Please find every line in the records below that contains the word "title", and copy it.

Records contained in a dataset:

———

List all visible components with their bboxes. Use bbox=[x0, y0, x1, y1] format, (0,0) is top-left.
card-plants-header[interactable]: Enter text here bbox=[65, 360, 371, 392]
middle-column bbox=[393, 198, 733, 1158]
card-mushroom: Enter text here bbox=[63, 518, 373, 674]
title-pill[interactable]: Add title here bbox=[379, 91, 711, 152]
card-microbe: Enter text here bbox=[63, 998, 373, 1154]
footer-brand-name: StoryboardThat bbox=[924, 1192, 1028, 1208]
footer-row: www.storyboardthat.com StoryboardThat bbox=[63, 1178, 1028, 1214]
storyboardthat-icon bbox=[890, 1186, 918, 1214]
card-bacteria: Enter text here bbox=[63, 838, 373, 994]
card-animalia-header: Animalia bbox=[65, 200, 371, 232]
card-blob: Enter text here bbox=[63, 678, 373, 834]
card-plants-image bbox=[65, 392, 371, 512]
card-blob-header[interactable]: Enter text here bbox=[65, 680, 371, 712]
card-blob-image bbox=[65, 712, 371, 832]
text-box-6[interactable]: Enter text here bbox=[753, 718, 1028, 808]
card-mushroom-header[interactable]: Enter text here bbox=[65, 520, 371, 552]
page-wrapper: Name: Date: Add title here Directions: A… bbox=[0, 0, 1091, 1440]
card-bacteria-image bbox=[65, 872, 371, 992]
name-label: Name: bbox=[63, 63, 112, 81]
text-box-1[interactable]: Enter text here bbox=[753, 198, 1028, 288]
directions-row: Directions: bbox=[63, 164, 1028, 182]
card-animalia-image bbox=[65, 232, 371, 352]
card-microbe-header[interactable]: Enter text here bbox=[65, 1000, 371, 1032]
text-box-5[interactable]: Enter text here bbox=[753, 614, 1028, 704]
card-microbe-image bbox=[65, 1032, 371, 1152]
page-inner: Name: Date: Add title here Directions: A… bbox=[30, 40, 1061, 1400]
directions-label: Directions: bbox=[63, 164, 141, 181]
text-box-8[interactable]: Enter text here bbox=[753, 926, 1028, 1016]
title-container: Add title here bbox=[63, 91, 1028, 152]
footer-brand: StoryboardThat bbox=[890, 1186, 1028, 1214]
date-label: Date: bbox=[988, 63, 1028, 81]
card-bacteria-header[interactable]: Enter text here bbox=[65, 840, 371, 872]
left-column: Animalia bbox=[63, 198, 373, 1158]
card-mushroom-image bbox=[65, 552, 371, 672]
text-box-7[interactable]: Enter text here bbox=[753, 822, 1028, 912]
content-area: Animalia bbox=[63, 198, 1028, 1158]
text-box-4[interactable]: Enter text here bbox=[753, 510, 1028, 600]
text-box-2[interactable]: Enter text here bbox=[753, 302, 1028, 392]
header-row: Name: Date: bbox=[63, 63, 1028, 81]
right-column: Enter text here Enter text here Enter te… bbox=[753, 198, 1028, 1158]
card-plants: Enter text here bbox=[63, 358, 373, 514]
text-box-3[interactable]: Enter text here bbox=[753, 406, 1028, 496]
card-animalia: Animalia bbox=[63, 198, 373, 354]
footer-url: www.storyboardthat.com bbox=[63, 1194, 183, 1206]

———

• **Written solution**:
title-pill[interactable]: Add title here bbox=[379, 91, 711, 152]
page-wrapper: Name: Date: Add title here Directions: A… bbox=[0, 0, 1091, 1440]
page-inner: Name: Date: Add title here Directions: A… bbox=[30, 40, 1061, 1400]
title-container: Add title here bbox=[63, 91, 1028, 152]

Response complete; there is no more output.